/---

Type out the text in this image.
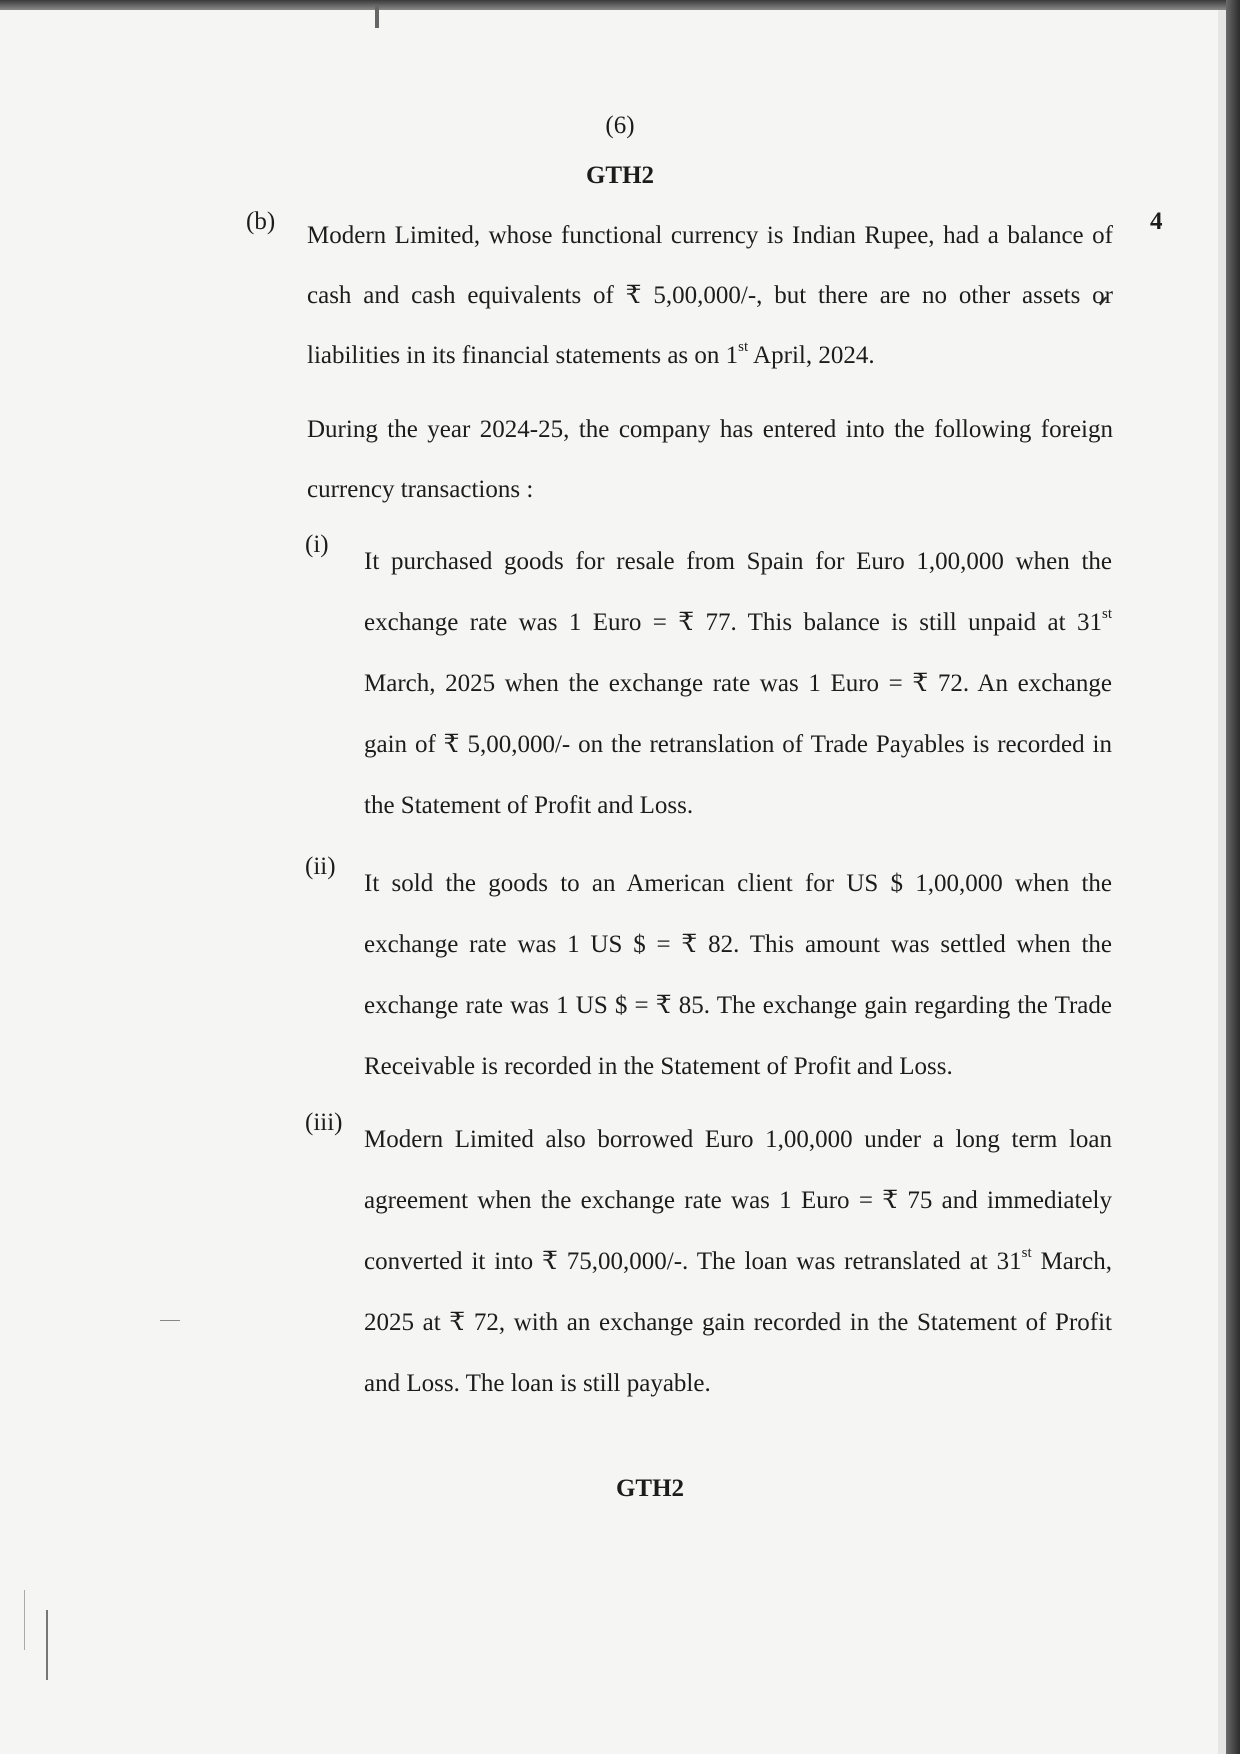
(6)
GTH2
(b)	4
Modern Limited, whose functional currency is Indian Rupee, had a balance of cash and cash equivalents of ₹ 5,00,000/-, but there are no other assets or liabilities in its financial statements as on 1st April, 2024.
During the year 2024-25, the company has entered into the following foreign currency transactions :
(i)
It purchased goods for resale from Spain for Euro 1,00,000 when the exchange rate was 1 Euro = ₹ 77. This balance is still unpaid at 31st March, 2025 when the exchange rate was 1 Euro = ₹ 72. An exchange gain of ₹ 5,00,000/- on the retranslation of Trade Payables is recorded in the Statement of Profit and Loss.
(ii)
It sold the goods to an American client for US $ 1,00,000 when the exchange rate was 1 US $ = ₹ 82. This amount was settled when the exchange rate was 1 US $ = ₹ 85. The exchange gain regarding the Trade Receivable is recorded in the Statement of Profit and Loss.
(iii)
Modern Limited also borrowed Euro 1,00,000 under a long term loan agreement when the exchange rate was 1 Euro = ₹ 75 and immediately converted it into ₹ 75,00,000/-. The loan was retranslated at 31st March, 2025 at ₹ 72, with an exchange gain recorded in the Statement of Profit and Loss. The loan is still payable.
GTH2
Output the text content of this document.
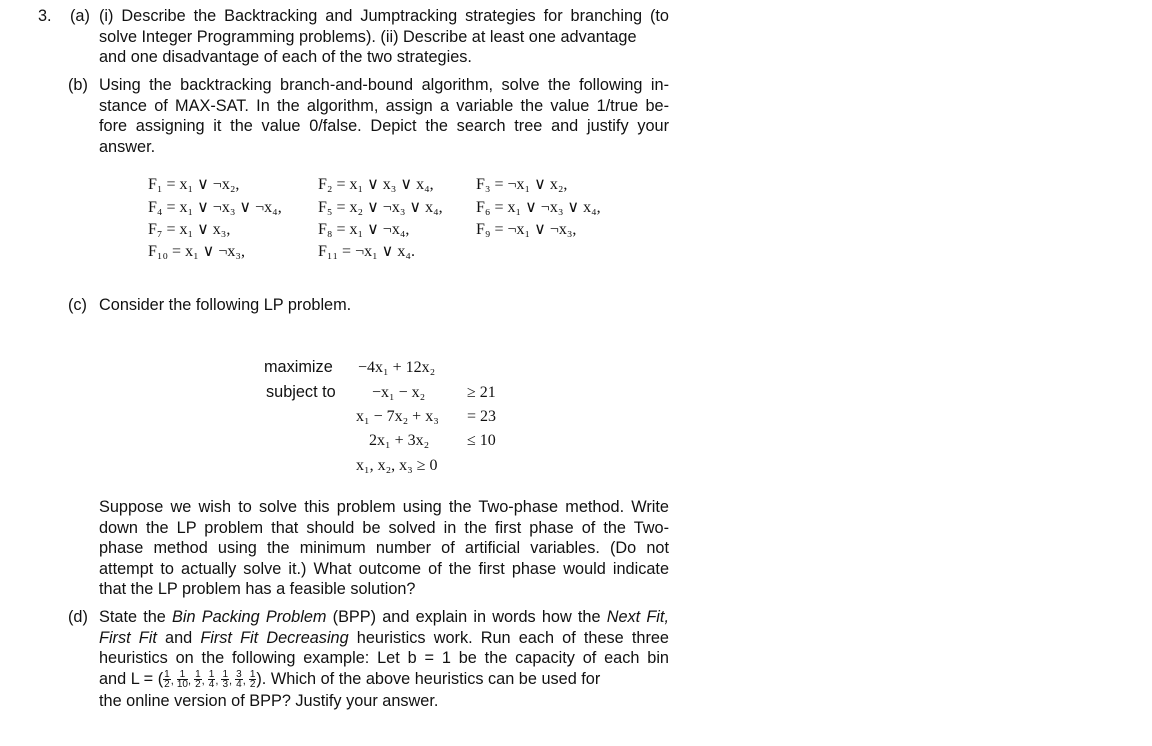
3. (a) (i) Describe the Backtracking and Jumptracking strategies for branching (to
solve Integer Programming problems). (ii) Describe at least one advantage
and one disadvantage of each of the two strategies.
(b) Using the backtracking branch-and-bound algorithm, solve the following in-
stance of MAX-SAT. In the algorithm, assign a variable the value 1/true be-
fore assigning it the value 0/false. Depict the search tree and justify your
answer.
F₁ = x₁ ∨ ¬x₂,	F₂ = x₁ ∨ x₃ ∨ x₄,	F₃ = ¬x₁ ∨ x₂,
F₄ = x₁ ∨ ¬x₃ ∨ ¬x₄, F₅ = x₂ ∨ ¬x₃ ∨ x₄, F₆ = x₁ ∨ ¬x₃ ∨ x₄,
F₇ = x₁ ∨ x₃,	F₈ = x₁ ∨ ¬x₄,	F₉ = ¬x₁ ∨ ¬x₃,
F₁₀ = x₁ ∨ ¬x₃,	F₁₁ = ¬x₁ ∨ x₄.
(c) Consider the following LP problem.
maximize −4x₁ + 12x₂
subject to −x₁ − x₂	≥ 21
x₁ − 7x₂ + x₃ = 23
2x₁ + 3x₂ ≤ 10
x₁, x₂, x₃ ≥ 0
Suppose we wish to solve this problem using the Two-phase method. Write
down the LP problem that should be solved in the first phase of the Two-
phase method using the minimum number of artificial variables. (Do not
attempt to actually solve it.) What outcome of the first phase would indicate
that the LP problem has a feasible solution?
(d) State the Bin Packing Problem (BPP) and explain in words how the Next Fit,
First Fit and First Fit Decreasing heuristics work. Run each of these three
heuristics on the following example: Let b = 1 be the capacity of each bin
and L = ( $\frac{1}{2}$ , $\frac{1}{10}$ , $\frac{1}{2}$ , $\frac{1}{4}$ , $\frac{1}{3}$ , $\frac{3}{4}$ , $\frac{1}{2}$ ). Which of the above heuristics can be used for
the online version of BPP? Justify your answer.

\---

> _SET TASK_
From the listing above, collect each line in which the string "algorithm" appears.

> _EXERCISE ANSWER_
(b) Using the backtracking branch-and-bound algorithm, solve the following in-
stance of MAX-SAT. In the algorithm, assign a variable the value 1/true be-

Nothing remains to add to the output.